> **REQUIRED TASK**
Search the data for the word "培育案例" and copy every line that contains it.

> **INPUT FOR THIS TASK**
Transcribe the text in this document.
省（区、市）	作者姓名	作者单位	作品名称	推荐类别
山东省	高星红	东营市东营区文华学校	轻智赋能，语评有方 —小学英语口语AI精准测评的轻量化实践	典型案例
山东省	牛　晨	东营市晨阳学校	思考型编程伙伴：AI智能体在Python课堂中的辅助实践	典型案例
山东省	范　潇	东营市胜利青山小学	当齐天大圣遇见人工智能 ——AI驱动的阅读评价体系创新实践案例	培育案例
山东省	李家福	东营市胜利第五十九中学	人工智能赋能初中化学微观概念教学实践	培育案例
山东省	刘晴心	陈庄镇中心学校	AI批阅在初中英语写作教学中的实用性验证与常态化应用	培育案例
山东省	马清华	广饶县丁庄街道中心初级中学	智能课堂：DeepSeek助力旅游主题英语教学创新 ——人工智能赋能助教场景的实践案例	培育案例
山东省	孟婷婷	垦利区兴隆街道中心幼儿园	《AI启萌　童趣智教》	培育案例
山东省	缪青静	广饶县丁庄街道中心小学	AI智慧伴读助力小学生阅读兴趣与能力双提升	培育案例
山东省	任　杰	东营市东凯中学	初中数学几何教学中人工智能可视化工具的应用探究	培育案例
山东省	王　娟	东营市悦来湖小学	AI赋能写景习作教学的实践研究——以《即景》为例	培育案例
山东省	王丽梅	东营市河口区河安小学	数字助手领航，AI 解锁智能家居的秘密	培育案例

> **RESPONSE BELOW**
山东省	范　潇	东营市胜利青山小学	当齐天大圣遇见人工智能 ——AI驱动的阅读评价体系创新实践案例	培育案例
山东省	李家福	东营市胜利第五十九中学	人工智能赋能初中化学微观概念教学实践	培育案例
山东省	刘晴心	陈庄镇中心学校	AI批阅在初中英语写作教学中的实用性验证与常态化应用	培育案例
山东省	马清华	广饶县丁庄街道中心初级中学	智能课堂：DeepSeek助力旅游主题英语教学创新 ——人工智能赋能助教场景的实践案例	培育案例
山东省	孟婷婷	垦利区兴隆街道中心幼儿园	《AI启萌　童趣智教》	培育案例
山东省	缪青静	广饶县丁庄街道中心小学	AI智慧伴读助力小学生阅读兴趣与能力双提升	培育案例
山东省	任　杰	东营市东凯中学	初中数学几何教学中人工智能可视化工具的应用探究	培育案例
山东省	王　娟	东营市悦来湖小学	AI赋能写景习作教学的实践研究——以《即景》为例	培育案例
山东省	王丽梅	东营市河口区河安小学	数字助手领航，AI 解锁智能家居的秘密	培育案例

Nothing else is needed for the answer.